Work to complete
Leave out the pictures and transcribe everything else exactly.

Chart and figure data
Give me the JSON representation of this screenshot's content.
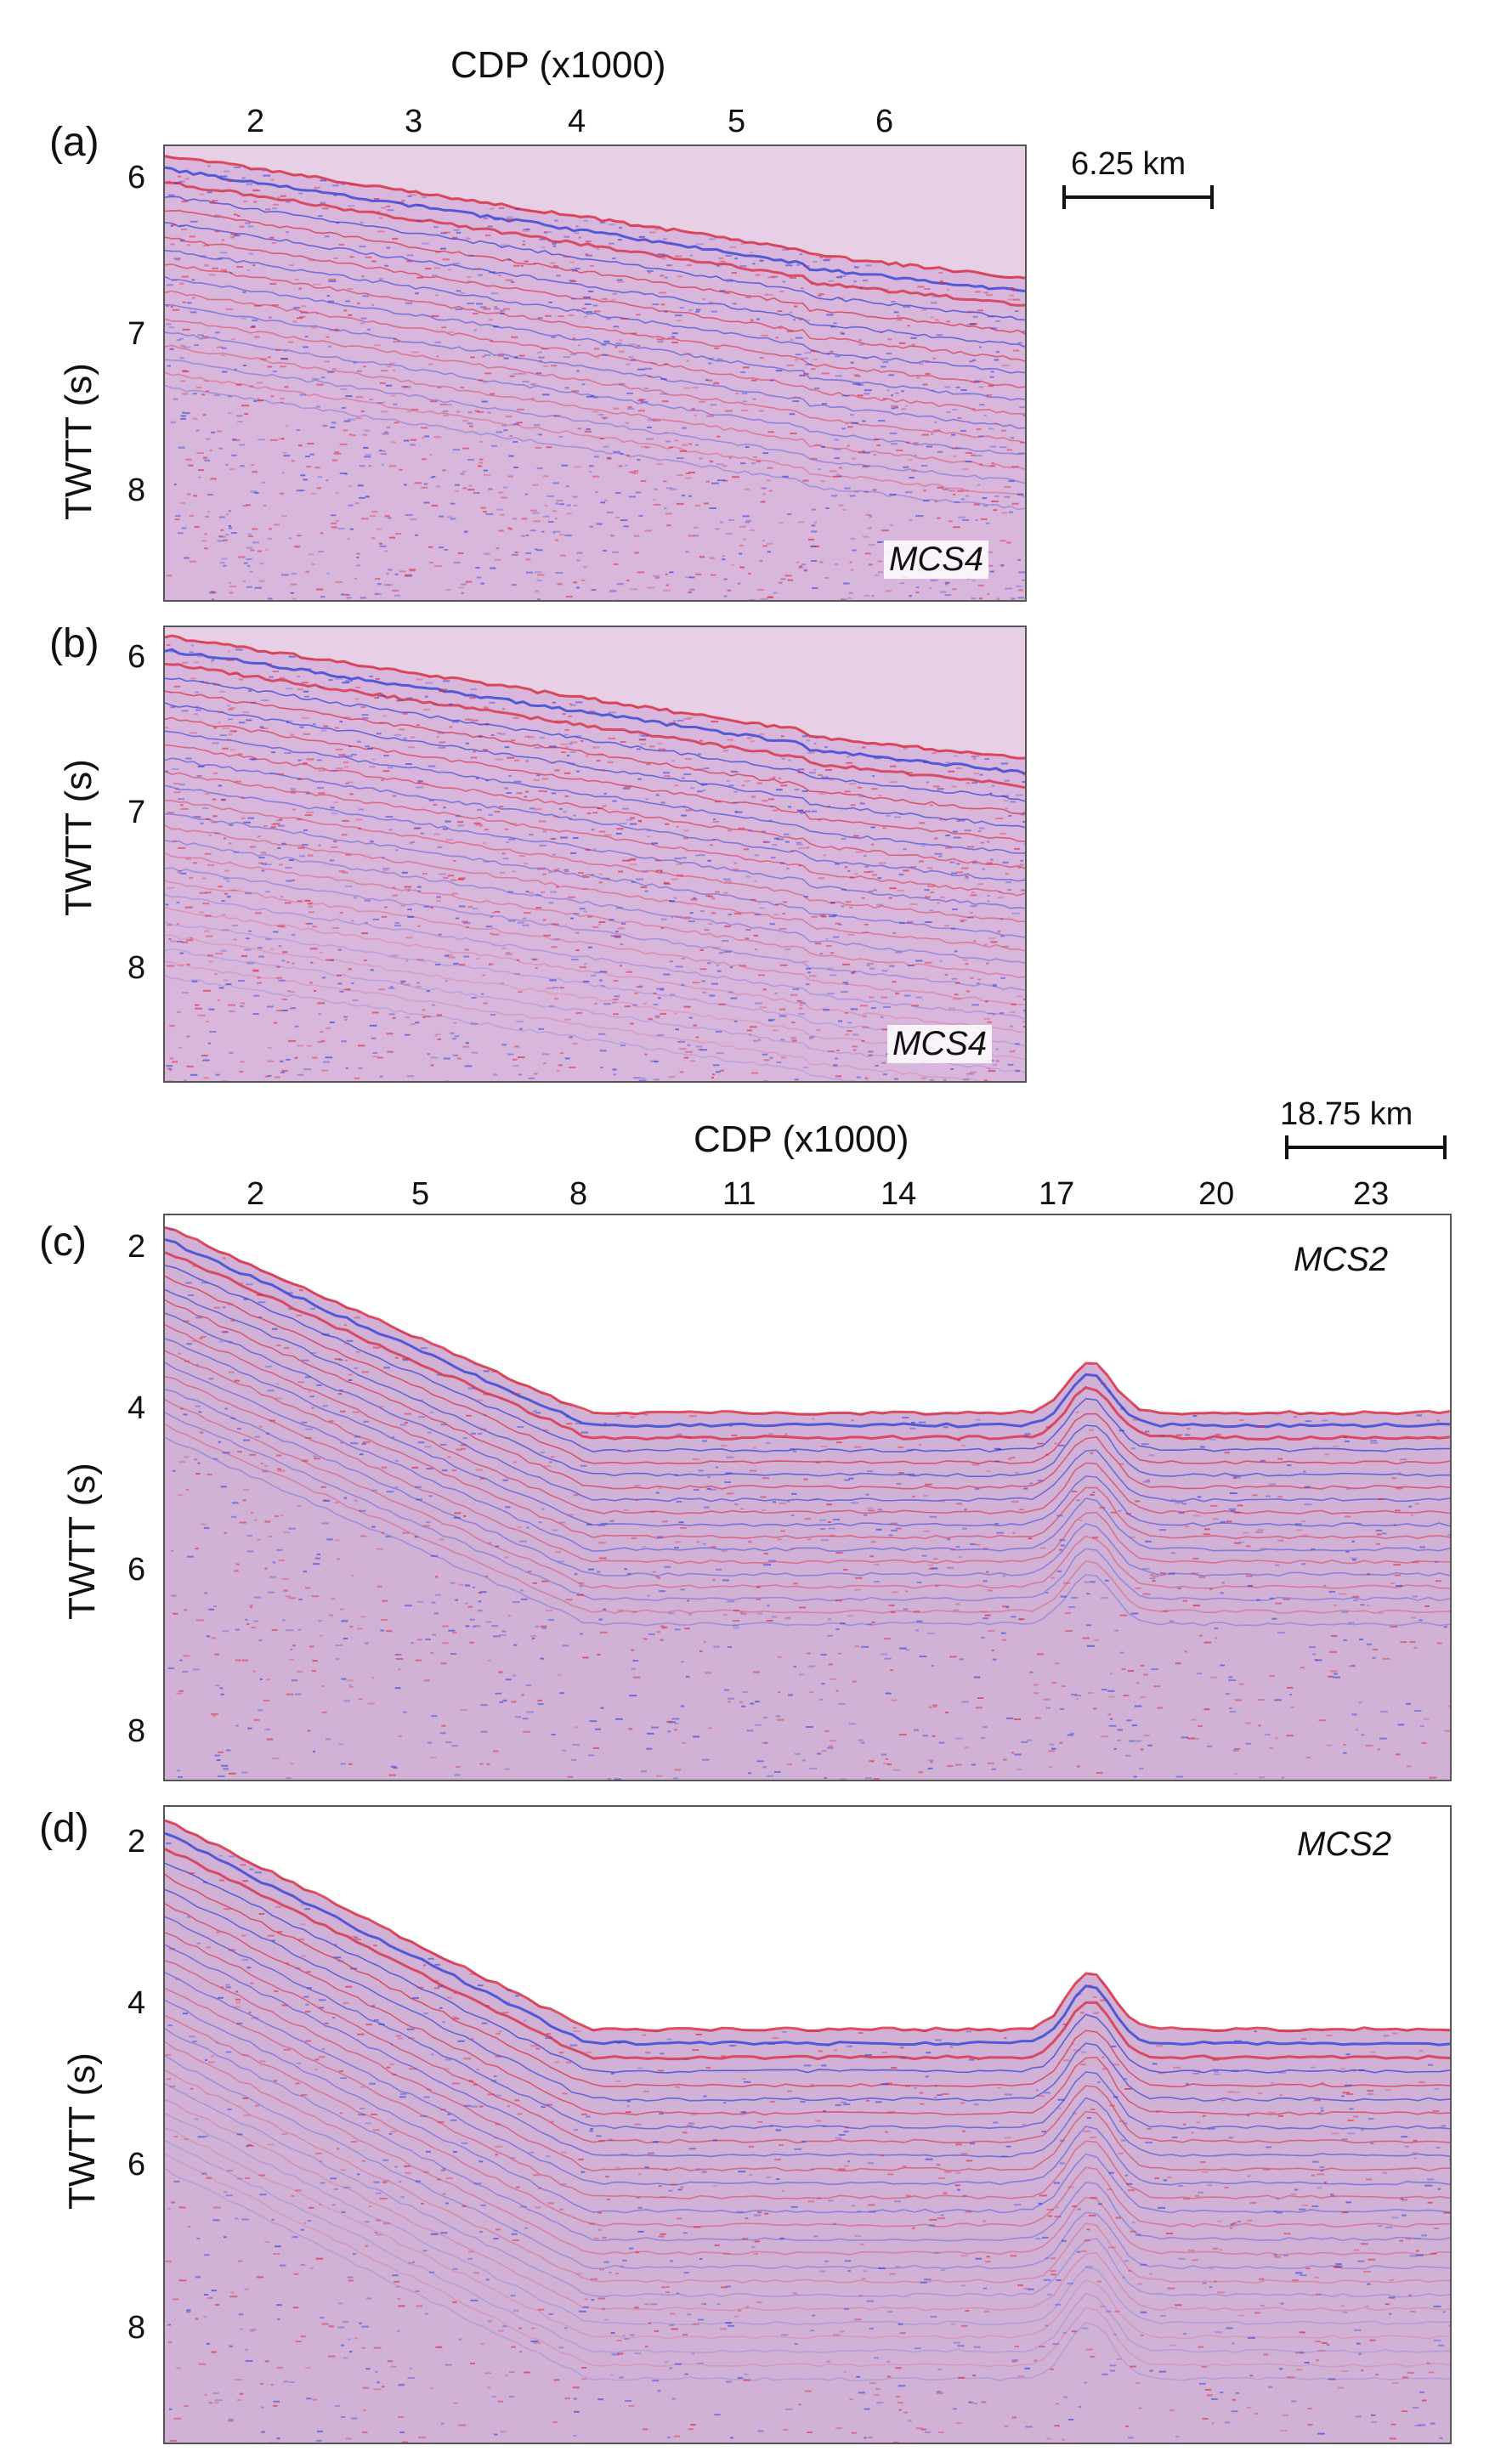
{
  "top_group": {
    "x_axis_title": "CDP (x1000)",
    "x_ticks": [
      "2",
      "3",
      "4",
      "5",
      "6"
    ],
    "scale_bar_label": "6.25 km"
  },
  "bottom_group": {
    "x_axis_title": "CDP (x1000)",
    "x_ticks": [
      "2",
      "5",
      "8",
      "11",
      "14",
      "17",
      "20",
      "23"
    ],
    "scale_bar_label": "18.75 km"
  },
  "panels": [
    {
      "id": "a",
      "label": "(a)",
      "section": "MCS4",
      "ylabel": "TWTT (s)",
      "y_ticks": [
        "6",
        "7",
        "8"
      ]
    },
    {
      "id": "b",
      "label": "(b)",
      "section": "MCS4",
      "ylabel": "TWTT (s)",
      "y_ticks": [
        "6",
        "7",
        "8"
      ]
    },
    {
      "id": "c",
      "label": "(c)",
      "section": "MCS2",
      "ylabel": "TWTT (s)",
      "y_ticks": [
        "2",
        "4",
        "6",
        "8"
      ]
    },
    {
      "id": "d",
      "label": "(d)",
      "section": "MCS2",
      "ylabel": "TWTT (s)",
      "y_ticks": [
        "2",
        "4",
        "6",
        "8"
      ]
    }
  ],
  "colors": {
    "positive": "#d8263a",
    "negative": "#2a3fd6",
    "background": "#e7cfe6"
  }
}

Answer to the problem
Give me the JSON representation of this screenshot's content.
{
  "top_group": {
    "x_axis_title": "CDP (x1000)",
    "x_ticks": [
      "2",
      "3",
      "4",
      "5",
      "6"
    ],
    "scale_bar_label": "6.25 km"
  },
  "bottom_group": {
    "x_axis_title": "CDP (x1000)",
    "x_ticks": [
      "2",
      "5",
      "8",
      "11",
      "14",
      "17",
      "20",
      "23"
    ],
    "scale_bar_label": "18.75 km"
  },
  "panels": [
    {
      "id": "a",
      "label": "(a)",
      "section": "MCS4",
      "ylabel": "TWTT (s)",
      "y_ticks": [
        "6",
        "7",
        "8"
      ]
    },
    {
      "id": "b",
      "label": "(b)",
      "section": "MCS4",
      "ylabel": "TWTT (s)",
      "y_ticks": [
        "6",
        "7",
        "8"
      ]
    },
    {
      "id": "c",
      "label": "(c)",
      "section": "MCS2",
      "ylabel": "TWTT (s)",
      "y_ticks": [
        "2",
        "4",
        "6",
        "8"
      ]
    },
    {
      "id": "d",
      "label": "(d)",
      "section": "MCS2",
      "ylabel": "TWTT (s)",
      "y_ticks": [
        "2",
        "4",
        "6",
        "8"
      ]
    }
  ],
  "colors": {
    "positive": "#d8263a",
    "negative": "#2a3fd6",
    "background": "#e7cfe6"
  }
}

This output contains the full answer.